(Dataset records)
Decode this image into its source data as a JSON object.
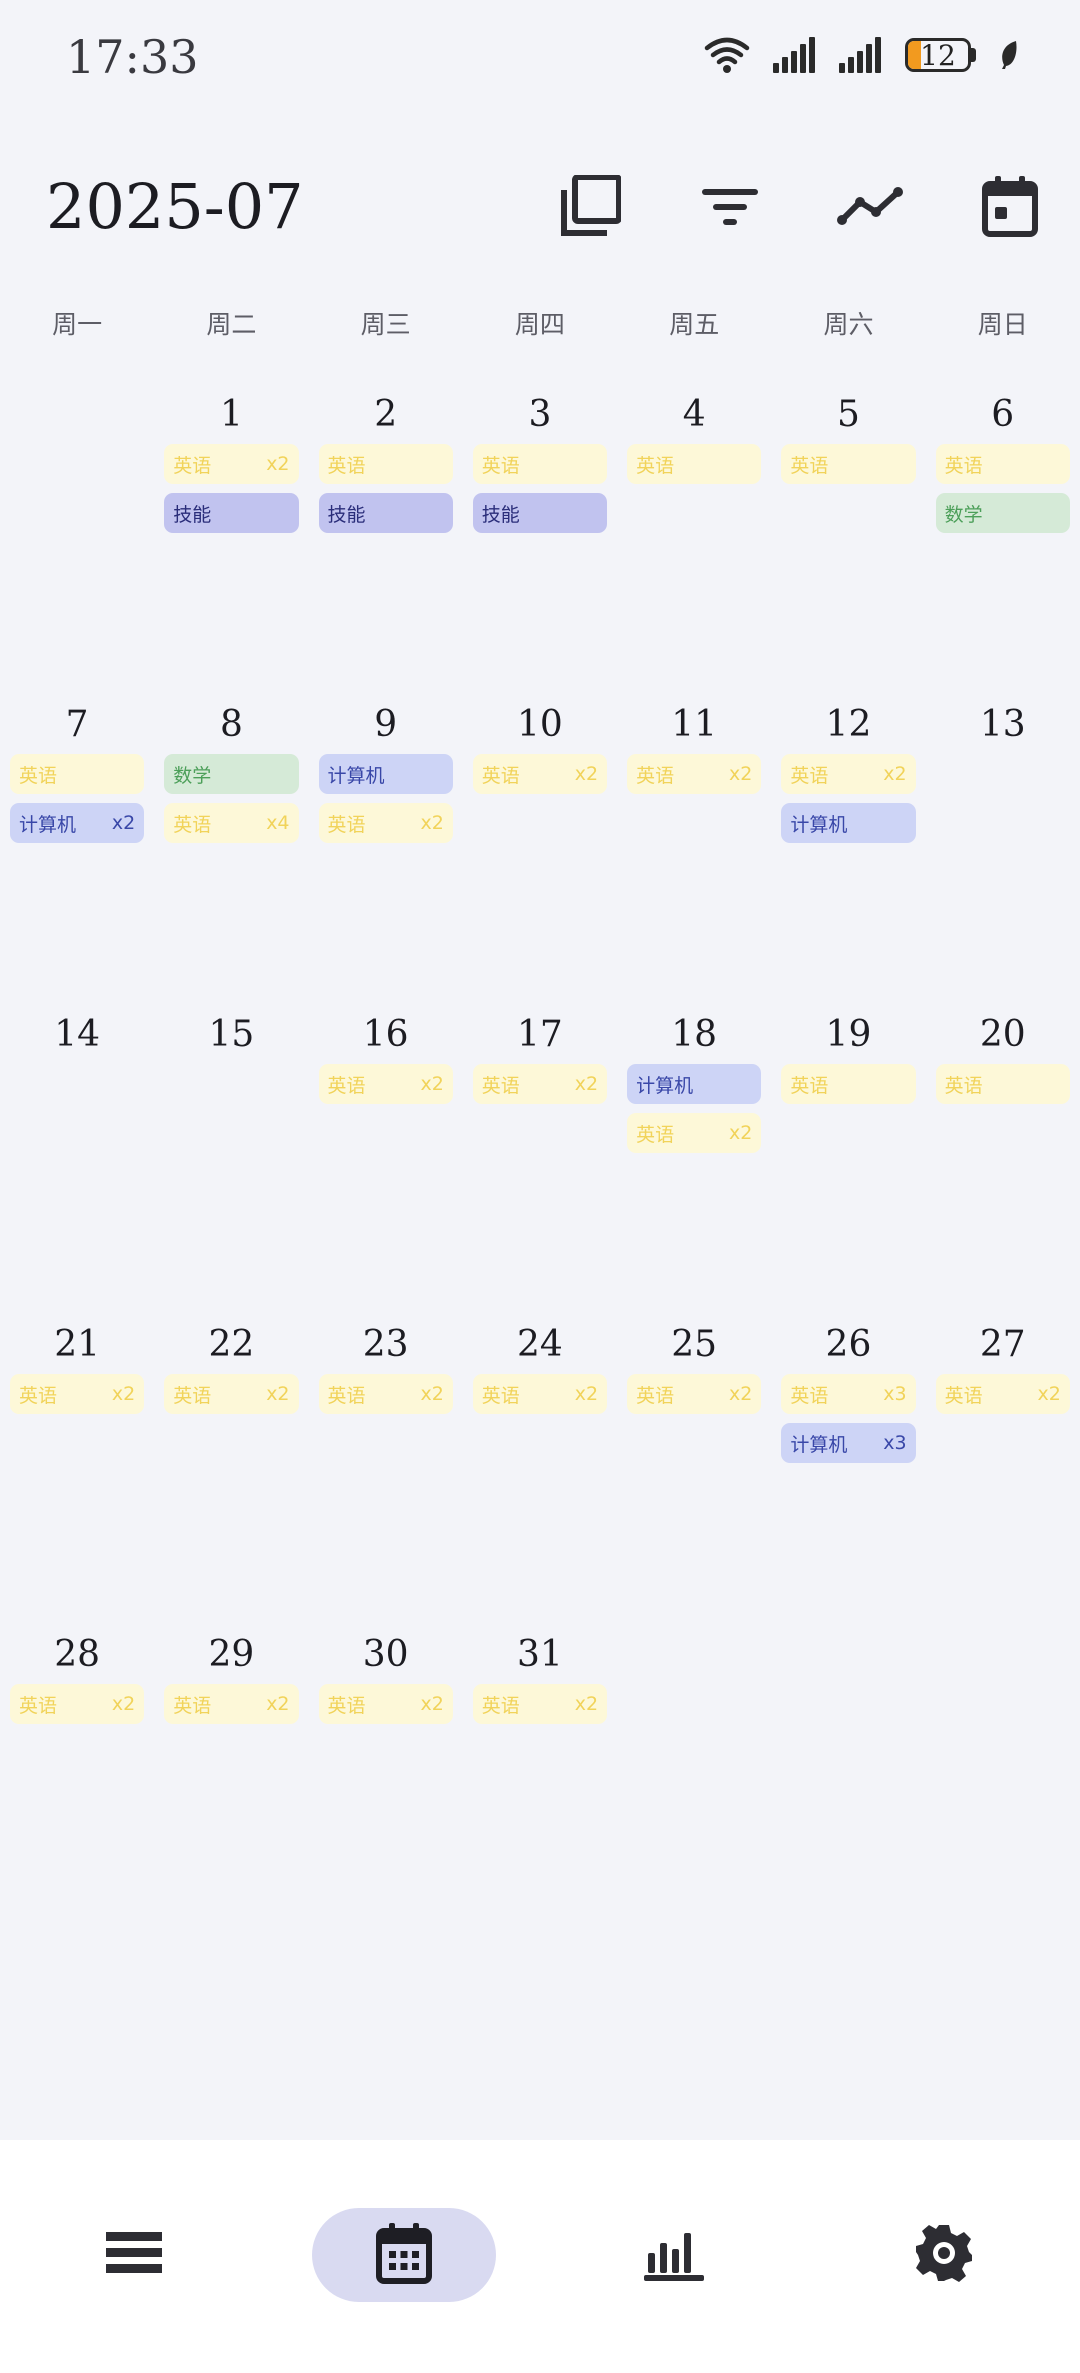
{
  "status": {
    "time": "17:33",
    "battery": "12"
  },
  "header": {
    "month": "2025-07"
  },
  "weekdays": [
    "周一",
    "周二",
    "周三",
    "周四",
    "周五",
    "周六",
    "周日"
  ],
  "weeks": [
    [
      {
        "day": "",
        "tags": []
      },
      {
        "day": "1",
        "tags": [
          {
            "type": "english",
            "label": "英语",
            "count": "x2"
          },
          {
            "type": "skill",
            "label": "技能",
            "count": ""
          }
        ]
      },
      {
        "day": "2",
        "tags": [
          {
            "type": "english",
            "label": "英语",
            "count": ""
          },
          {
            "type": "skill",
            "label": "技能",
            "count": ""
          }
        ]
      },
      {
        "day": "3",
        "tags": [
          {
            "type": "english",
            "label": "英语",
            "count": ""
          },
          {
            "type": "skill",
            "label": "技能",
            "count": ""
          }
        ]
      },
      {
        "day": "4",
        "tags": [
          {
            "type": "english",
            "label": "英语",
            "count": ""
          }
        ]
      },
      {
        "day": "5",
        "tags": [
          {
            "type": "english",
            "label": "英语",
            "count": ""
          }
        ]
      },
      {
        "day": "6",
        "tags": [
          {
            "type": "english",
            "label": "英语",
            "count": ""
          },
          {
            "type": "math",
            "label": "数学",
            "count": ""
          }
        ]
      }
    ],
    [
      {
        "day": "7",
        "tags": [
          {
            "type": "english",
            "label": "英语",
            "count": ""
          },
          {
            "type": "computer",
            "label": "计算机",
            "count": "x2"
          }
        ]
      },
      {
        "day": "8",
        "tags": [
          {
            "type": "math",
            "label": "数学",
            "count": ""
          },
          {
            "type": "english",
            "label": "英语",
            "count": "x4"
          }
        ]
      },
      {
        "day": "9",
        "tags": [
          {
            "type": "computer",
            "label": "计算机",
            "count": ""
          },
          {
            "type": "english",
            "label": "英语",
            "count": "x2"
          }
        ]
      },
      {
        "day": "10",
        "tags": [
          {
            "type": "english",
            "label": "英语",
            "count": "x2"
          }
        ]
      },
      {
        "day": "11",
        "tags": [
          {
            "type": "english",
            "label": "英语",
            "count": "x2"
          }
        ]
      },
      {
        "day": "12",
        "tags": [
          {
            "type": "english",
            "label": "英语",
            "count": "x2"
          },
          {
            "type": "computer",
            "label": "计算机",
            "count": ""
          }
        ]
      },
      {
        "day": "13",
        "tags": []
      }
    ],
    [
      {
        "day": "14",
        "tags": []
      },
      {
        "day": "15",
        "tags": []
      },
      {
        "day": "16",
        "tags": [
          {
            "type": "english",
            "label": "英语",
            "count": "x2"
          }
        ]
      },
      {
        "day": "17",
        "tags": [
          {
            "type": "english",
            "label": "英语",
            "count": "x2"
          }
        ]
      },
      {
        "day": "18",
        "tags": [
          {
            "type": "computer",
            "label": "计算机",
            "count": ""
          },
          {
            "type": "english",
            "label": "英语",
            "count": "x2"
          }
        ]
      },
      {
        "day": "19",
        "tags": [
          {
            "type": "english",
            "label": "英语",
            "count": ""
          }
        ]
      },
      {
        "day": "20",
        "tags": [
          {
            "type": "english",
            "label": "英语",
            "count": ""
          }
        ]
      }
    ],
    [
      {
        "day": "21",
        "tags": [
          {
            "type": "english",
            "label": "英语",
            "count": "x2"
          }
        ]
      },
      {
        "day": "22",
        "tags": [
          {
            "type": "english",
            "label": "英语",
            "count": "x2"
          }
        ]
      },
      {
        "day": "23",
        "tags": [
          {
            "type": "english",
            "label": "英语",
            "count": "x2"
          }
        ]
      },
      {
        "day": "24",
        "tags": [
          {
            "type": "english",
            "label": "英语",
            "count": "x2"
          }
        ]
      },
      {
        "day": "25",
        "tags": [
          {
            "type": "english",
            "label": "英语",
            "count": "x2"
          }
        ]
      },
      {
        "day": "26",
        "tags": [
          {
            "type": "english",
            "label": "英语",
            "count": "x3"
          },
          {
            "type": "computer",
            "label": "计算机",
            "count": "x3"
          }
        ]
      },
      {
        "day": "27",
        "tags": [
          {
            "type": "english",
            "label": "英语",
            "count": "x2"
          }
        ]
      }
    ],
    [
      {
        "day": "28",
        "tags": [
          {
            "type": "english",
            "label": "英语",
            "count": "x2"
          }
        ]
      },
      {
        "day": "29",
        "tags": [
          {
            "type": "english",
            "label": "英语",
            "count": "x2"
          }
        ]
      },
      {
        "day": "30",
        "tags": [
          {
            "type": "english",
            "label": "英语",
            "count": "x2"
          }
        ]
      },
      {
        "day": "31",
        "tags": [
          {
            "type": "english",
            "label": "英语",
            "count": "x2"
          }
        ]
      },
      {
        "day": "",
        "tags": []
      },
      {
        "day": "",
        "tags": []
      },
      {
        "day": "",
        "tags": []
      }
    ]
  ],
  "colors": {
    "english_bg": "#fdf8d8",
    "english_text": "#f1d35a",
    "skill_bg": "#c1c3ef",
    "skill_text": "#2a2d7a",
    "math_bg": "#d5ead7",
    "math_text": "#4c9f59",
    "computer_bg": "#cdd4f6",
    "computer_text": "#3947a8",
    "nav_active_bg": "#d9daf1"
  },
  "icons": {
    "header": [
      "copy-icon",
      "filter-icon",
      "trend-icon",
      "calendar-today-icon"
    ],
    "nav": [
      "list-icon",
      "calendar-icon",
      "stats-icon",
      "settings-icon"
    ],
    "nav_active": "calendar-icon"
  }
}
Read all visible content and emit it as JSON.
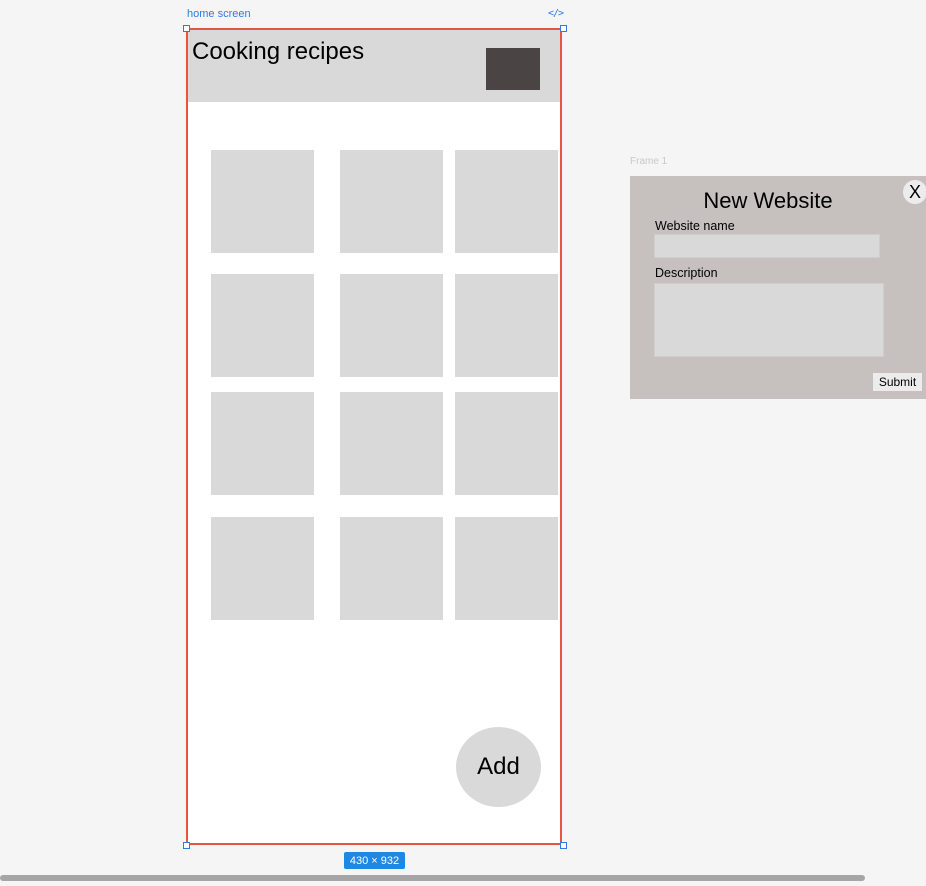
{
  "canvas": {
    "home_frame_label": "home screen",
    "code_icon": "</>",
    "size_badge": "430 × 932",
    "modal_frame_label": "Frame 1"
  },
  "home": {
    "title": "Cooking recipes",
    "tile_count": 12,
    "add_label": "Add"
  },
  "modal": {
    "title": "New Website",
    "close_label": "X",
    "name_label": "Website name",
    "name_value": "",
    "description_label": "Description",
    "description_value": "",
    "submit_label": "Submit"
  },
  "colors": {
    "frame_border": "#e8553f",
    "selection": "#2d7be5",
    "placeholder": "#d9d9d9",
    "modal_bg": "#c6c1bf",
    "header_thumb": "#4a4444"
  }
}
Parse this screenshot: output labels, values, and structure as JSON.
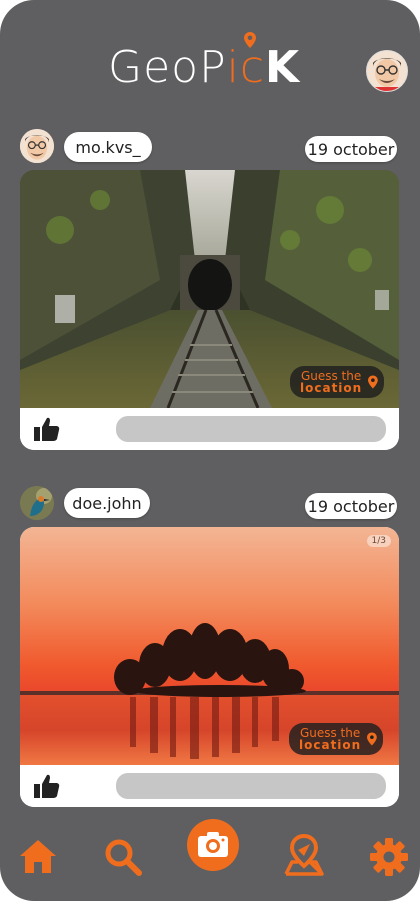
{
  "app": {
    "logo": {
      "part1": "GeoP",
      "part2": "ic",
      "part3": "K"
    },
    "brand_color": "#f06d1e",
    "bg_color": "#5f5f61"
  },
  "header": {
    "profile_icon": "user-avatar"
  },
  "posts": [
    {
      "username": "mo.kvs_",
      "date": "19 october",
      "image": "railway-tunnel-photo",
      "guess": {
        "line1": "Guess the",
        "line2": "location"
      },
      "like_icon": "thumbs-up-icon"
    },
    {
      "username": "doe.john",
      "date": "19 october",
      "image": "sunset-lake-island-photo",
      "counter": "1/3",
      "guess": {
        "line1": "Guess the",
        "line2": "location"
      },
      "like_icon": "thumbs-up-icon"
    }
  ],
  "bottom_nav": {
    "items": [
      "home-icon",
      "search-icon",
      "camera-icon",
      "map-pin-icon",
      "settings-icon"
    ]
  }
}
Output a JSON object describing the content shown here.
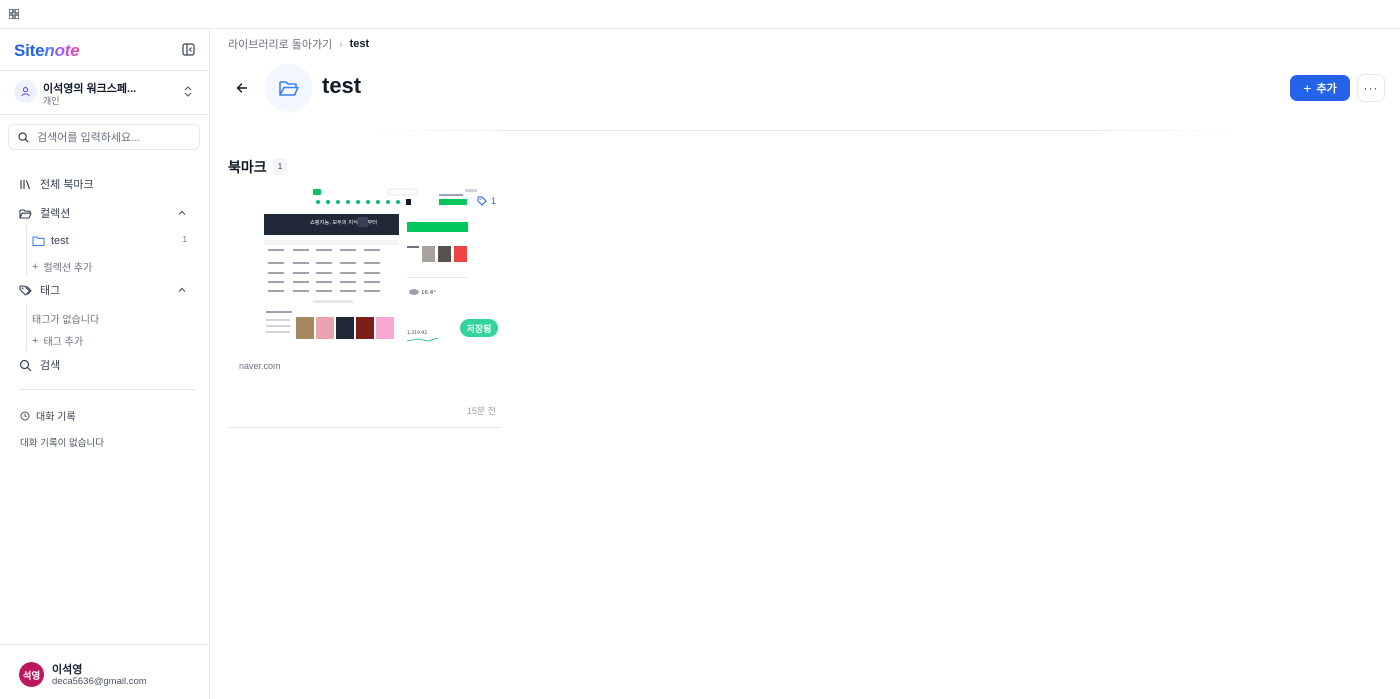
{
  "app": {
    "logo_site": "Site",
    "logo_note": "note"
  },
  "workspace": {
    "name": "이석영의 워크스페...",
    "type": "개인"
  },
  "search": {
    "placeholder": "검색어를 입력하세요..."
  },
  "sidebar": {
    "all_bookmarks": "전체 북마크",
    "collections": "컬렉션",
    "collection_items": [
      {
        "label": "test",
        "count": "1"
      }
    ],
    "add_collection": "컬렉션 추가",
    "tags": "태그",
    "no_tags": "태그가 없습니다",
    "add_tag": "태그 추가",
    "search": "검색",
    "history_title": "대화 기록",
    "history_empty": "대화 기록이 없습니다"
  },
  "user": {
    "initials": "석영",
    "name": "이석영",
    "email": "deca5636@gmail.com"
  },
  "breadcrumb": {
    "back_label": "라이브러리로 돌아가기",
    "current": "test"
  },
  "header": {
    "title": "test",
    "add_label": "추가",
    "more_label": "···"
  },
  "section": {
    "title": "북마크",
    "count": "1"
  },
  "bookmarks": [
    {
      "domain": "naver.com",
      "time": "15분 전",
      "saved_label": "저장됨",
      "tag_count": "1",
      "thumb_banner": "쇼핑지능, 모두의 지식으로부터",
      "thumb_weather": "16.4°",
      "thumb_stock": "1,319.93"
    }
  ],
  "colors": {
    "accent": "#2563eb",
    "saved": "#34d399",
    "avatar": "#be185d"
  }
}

_Directions_
Look through the material above. Copy each line where the word "image" appears.

_Exercise answer_
Decode this image into its source data as a JSON object.
      "image": "railway-tunnel-photo",
      "image": "sunset-lake-island-photo",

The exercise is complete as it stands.